DATASET RECORDS:
* START *

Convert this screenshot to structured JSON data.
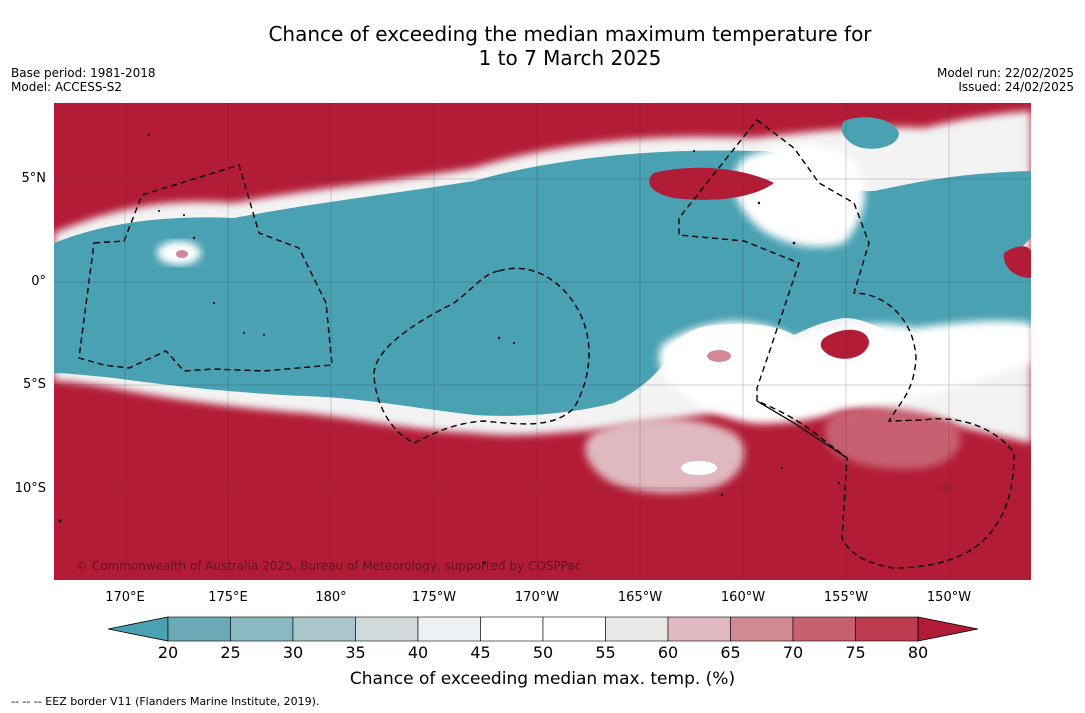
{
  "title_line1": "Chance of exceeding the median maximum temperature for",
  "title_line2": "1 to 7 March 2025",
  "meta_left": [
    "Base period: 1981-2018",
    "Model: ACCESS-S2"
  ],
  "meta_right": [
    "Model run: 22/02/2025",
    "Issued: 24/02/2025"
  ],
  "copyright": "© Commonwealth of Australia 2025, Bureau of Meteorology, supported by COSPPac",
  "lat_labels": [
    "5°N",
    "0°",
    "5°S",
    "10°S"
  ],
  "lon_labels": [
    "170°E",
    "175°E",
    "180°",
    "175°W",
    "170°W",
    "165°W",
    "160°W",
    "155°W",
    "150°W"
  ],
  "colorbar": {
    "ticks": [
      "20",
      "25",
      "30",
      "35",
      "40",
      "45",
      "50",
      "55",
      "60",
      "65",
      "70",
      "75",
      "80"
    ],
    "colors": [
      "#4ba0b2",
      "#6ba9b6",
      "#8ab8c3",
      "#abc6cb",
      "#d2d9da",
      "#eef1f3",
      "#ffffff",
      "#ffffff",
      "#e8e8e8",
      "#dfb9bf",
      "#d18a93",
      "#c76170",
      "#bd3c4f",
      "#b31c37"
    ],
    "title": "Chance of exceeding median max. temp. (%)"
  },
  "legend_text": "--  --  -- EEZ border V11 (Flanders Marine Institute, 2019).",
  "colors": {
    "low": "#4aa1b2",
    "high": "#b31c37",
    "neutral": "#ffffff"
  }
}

* END *
* START *

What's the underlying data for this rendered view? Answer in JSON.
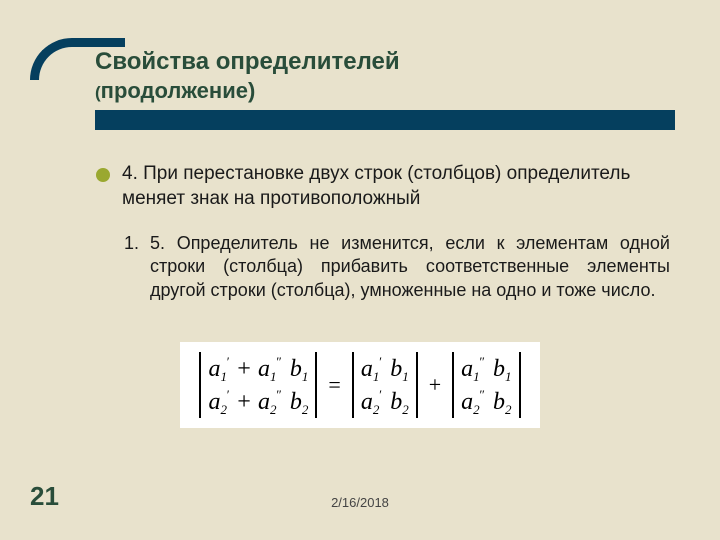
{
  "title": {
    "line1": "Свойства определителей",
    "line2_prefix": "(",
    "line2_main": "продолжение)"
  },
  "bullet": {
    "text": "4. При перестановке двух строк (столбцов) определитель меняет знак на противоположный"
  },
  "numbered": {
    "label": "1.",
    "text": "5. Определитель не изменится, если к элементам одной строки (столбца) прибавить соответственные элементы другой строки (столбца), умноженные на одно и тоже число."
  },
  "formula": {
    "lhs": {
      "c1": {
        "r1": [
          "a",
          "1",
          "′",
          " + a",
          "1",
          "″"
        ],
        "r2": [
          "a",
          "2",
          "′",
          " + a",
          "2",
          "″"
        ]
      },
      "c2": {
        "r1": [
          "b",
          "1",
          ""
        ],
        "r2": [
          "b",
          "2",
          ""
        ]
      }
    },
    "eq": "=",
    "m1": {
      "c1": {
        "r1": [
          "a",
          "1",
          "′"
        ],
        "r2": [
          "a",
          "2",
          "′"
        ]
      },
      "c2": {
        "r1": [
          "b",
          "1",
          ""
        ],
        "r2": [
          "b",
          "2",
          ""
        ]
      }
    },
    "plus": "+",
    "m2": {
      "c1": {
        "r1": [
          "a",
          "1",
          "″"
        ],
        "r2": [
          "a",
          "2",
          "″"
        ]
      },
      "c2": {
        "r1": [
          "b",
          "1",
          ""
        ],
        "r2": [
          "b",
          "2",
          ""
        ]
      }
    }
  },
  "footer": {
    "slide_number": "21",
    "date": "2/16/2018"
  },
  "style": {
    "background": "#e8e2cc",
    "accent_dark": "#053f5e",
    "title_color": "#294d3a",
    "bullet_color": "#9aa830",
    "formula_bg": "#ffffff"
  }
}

* END *
* START *

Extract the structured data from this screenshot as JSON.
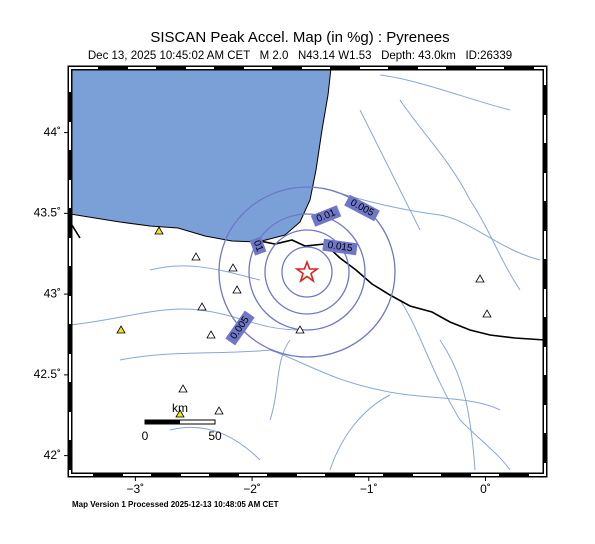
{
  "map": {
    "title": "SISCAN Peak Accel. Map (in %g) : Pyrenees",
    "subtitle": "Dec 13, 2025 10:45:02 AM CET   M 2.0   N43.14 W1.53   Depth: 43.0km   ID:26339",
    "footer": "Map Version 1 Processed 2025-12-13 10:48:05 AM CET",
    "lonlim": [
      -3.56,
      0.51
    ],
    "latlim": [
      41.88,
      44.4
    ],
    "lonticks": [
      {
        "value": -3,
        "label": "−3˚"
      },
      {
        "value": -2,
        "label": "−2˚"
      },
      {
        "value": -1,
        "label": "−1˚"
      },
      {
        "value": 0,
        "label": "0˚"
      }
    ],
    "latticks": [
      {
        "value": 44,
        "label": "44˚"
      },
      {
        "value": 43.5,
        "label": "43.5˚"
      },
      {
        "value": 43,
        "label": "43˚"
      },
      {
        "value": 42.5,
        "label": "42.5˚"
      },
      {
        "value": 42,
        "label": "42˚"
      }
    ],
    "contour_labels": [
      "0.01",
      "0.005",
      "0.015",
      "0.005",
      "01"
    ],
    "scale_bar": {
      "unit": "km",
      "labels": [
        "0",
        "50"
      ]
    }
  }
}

* END *

WORK INSTRUCTIONS:
Pull every line containing the word "JSON" out of the material.

RESULT BELOW:
Convert this screenshot to structured JSON data.
What's the underlying data for this rendered view? Answer in JSON.
Extract the structured data from this screenshot as JSON.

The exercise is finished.